→ **Problem statement**
Return the records below unchanged, reproducing every line word for word and in the same order.

----

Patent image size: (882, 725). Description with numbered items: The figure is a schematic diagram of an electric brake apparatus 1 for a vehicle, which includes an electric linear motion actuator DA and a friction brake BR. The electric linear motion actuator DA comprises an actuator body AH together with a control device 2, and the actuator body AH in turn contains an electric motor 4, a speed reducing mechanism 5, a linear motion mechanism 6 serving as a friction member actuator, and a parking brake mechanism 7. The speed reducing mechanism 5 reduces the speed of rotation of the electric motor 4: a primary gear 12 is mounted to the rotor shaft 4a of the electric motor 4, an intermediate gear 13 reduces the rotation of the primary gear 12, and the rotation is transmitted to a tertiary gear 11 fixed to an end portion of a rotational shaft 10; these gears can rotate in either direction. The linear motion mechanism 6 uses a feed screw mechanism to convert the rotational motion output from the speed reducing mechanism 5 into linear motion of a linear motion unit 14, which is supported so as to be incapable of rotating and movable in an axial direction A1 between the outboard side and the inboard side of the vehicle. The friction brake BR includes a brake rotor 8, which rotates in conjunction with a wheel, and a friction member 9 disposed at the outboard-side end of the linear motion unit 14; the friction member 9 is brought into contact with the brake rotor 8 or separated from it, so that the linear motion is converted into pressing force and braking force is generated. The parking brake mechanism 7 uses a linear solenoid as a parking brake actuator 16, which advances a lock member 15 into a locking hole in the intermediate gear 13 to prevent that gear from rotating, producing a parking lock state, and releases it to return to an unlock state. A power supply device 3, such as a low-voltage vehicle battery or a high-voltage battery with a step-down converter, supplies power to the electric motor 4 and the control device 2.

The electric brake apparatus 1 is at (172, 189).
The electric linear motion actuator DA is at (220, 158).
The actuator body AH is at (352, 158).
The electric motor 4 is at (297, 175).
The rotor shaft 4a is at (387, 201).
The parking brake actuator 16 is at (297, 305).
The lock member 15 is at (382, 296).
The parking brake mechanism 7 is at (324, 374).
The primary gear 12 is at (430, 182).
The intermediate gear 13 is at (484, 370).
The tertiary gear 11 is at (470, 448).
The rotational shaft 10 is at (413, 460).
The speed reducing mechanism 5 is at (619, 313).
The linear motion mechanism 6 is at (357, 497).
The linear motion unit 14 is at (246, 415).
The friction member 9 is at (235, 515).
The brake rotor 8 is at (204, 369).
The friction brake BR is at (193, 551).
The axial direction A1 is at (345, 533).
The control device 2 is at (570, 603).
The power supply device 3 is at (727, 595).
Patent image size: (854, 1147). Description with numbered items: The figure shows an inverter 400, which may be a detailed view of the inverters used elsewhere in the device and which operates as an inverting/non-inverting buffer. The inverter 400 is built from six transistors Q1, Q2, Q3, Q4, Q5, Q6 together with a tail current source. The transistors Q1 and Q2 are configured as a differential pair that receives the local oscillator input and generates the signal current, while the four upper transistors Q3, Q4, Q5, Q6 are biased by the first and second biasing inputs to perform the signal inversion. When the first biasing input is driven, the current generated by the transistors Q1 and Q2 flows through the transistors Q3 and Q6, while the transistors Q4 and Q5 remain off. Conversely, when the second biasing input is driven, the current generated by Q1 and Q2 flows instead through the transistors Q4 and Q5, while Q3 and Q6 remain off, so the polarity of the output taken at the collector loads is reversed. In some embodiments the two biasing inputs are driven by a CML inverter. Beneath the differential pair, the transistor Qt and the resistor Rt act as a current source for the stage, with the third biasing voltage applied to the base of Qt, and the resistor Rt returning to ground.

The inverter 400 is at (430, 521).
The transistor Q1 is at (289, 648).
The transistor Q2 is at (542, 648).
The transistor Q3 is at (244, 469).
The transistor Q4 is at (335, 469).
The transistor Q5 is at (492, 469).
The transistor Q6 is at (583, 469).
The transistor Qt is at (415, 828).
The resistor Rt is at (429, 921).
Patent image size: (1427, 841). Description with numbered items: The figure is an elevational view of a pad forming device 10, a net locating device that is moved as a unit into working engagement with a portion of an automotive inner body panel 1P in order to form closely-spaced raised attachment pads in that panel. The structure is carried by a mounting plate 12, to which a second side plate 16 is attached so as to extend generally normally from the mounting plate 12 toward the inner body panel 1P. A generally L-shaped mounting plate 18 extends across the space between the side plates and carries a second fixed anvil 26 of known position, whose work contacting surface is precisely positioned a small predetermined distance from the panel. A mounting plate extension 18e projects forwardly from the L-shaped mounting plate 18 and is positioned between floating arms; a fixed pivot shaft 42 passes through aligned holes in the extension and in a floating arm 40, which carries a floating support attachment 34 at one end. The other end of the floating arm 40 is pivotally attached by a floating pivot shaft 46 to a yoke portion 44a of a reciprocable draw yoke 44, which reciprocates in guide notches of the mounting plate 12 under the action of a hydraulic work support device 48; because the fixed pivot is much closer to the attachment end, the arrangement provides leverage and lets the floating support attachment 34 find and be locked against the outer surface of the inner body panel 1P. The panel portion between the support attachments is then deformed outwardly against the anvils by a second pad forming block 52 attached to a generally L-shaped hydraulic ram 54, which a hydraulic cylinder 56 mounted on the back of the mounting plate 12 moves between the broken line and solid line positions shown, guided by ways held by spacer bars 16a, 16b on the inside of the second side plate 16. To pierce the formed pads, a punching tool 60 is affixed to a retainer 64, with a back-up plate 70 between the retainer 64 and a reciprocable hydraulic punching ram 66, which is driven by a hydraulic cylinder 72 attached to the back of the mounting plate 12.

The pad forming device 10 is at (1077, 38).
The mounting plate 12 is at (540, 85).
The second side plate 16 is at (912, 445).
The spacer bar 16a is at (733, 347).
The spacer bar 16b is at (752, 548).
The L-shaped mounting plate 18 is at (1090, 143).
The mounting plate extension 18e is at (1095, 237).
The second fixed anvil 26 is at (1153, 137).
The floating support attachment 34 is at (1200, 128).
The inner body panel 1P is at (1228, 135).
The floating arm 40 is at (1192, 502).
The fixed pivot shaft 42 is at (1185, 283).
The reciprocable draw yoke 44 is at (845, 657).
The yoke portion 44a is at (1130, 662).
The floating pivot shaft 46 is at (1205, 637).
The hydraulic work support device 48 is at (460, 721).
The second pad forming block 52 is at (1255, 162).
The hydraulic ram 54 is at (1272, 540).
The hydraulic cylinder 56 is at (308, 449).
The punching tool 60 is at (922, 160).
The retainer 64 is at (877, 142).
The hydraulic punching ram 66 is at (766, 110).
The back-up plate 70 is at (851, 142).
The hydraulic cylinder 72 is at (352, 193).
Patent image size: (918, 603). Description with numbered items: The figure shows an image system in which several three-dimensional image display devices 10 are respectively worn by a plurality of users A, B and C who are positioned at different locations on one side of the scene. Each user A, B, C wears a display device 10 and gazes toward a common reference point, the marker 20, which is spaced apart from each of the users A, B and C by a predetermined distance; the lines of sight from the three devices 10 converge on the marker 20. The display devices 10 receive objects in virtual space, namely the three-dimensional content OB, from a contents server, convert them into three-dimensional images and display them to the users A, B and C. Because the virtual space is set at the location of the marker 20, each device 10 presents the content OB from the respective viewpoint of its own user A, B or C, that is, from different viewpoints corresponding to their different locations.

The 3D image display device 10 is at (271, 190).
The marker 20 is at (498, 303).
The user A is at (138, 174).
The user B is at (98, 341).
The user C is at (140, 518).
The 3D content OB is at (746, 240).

----

→ **Answer to this problem**
Patent image size: (882, 725). Description with numbered items: The figure is a schematic diagram of an electric brake apparatus 1 for a vehicle, which includes an electric linear motion actuator DA and a friction brake BR. The electric linear motion actuator DA comprises an actuator body AH together with a control device 2, and the actuator body AH in turn contains an electric motor 4, a speed reducing mechanism 5, a linear motion mechanism 6 serving as a friction member actuator, and a parking brake mechanism 7. The speed reducing mechanism 5 reduces the speed of rotation of the electric motor 4: a primary gear 12 is mounted to the rotor shaft 4a of the electric motor 4, an intermediate gear 13 reduces the rotation of the primary gear 12, and the rotation is transmitted to a tertiary gear 11 fixed to an end portion of a rotational shaft 10; these gears can rotate in either direction. The linear motion mechanism 6 uses a feed screw mechanism to convert the rotational motion output from the speed reducing mechanism 5 into linear motion of a linear motion unit 14, which is supported so as to be incapable of rotating and movable in an axial direction A1 between the outboard side and the inboard side of the vehicle. The friction brake BR includes a brake rotor 8, which rotates in conjunction with a wheel, and a friction member 9 disposed at the outboard-side end of the linear motion unit 14; the friction member 9 is brought into contact with the brake rotor 8 or separated from it, so that the linear motion is converted into pressing force and braking force is generated. The parking brake mechanism 7 uses a linear solenoid as a parking brake actuator 16, which advances a lock member 15 into a locking hole in the intermediate gear 13 to prevent that gear from rotating, producing a parking lock state, and releases it to return to an unlock state. A power supply device 3, such as a low-voltage vehicle battery or a high-voltage battery with a step-down converter, supplies power to the electric motor 4 and the control device 2.

The electric brake apparatus 1 is at (172, 189).
The electric linear motion actuator DA is at (220, 158).
The actuator body AH is at (352, 158).
The electric motor 4 is at (297, 175).
The rotor shaft 4a is at (387, 201).
The parking brake actuator 16 is at (297, 305).
The lock member 15 is at (382, 296).
The parking brake mechanism 7 is at (324, 374).
The primary gear 12 is at (430, 182).
The intermediate gear 13 is at (484, 370).
The tertiary gear 11 is at (470, 448).
The rotational shaft 10 is at (413, 460).
The speed reducing mechanism 5 is at (619, 313).
The linear motion mechanism 6 is at (357, 497).
The linear motion unit 14 is at (246, 415).
The friction member 9 is at (235, 515).
The brake rotor 8 is at (204, 369).
The friction brake BR is at (193, 551).
The axial direction A1 is at (345, 533).
The control device 2 is at (570, 603).
The power supply device 3 is at (727, 595).
Patent image size: (854, 1147). Description with numbered items: The figure shows an inverter 400, which may be a detailed view of the inverters used elsewhere in the device and which operates as an inverting/non-inverting buffer. The inverter 400 is built from six transistors Q1, Q2, Q3, Q4, Q5, Q6 together with a tail current source. The transistors Q1 and Q2 are configured as a differential pair that receives the local oscillator input and generates the signal current, while the four upper transistors Q3, Q4, Q5, Q6 are biased by the first and second biasing inputs to perform the signal inversion. When the first biasing input is driven, the current generated by the transistors Q1 and Q2 flows through the transistors Q3 and Q6, while the transistors Q4 and Q5 remain off. Conversely, when the second biasing input is driven, the current generated by Q1 and Q2 flows instead through the transistors Q4 and Q5, while Q3 and Q6 remain off, so the polarity of the output taken at the collector loads is reversed. In some embodiments the two biasing inputs are driven by a CML inverter. Beneath the differential pair, the transistor Qt and the resistor Rt act as a current source for the stage, with the third biasing voltage applied to the base of Qt, and the resistor Rt returning to ground.

The inverter 400 is at (430, 521).
The transistor Q1 is at (289, 648).
The transistor Q2 is at (542, 648).
The transistor Q3 is at (244, 469).
The transistor Q4 is at (335, 469).
The transistor Q5 is at (492, 469).
The transistor Q6 is at (583, 469).
The transistor Qt is at (415, 828).
The resistor Rt is at (429, 921).
Patent image size: (1427, 841). Description with numbered items: The figure is an elevational view of a pad forming device 10, a net locating device that is moved as a unit into working engagement with a portion of an automotive inner body panel 1P in order to form closely-spaced raised attachment pads in that panel. The structure is carried by a mounting plate 12, to which a second side plate 16 is attached so as to extend generally normally from the mounting plate 12 toward the inner body panel 1P. A generally L-shaped mounting plate 18 extends across the space between the side plates and carries a second fixed anvil 26 of known position, whose work contacting surface is precisely positioned a small predetermined distance from the panel. A mounting plate extension 18e projects forwardly from the L-shaped mounting plate 18 and is positioned between floating arms; a fixed pivot shaft 42 passes through aligned holes in the extension and in a floating arm 40, which carries a floating support attachment 34 at one end. The other end of the floating arm 40 is pivotally attached by a floating pivot shaft 46 to a yoke portion 44a of a reciprocable draw yoke 44, which reciprocates in guide notches of the mounting plate 12 under the action of a hydraulic work support device 48; because the fixed pivot is much closer to the attachment end, the arrangement provides leverage and lets the floating support attachment 34 find and be locked against the outer surface of the inner body panel 1P. The panel portion between the support attachments is then deformed outwardly against the anvils by a second pad forming block 52 attached to a generally L-shaped hydraulic ram 54, which a hydraulic cylinder 56 mounted on the back of the mounting plate 12 moves between the broken line and solid line positions shown, guided by ways held by spacer bars 16a, 16b on the inside of the second side plate 16. To pierce the formed pads, a punching tool 60 is affixed to a retainer 64, with a back-up plate 70 between the retainer 64 and a reciprocable hydraulic punching ram 66, which is driven by a hydraulic cylinder 72 attached to the back of the mounting plate 12.

The pad forming device 10 is at (1077, 38).
The mounting plate 12 is at (540, 85).
The second side plate 16 is at (912, 445).
The spacer bar 16a is at (733, 347).
The spacer bar 16b is at (752, 548).
The L-shaped mounting plate 18 is at (1090, 143).
The mounting plate extension 18e is at (1095, 237).
The second fixed anvil 26 is at (1153, 137).
The floating support attachment 34 is at (1200, 128).
The inner body panel 1P is at (1228, 135).
The floating arm 40 is at (1192, 502).
The fixed pivot shaft 42 is at (1185, 283).
The reciprocable draw yoke 44 is at (845, 657).
The yoke portion 44a is at (1130, 662).
The floating pivot shaft 46 is at (1205, 637).
The hydraulic work support device 48 is at (460, 721).
The second pad forming block 52 is at (1255, 162).
The hydraulic ram 54 is at (1272, 540).
The hydraulic cylinder 56 is at (308, 449).
The punching tool 60 is at (922, 160).
The retainer 64 is at (877, 142).
The hydraulic punching ram 66 is at (766, 110).
The back-up plate 70 is at (851, 142).
The hydraulic cylinder 72 is at (352, 193).
Patent image size: (918, 603). Description with numbered items: The figure shows an image system in which several three-dimensional image display devices 10 are respectively worn by a plurality of users A, B and C who are positioned at different locations on one side of the scene. Each user A, B, C wears a display device 10 and gazes toward a common reference point, the marker 20, which is spaced apart from each of the users A, B and C by a predetermined distance; the lines of sight from the three devices 10 converge on the marker 20. The display devices 10 receive objects in virtual space, namely the three-dimensional content OB, from a contents server, convert them into three-dimensional images and display them to the users A, B and C. Because the virtual space is set at the location of the marker 20, each device 10 presents the content OB from the respective viewpoint of its own user A, B or C, that is, from different viewpoints corresponding to their different locations.

The 3D image display device 10 is at (271, 190).
The marker 20 is at (498, 303).
The user A is at (138, 174).
The user B is at (98, 341).
The user C is at (140, 518).
The 3D content OB is at (746, 240).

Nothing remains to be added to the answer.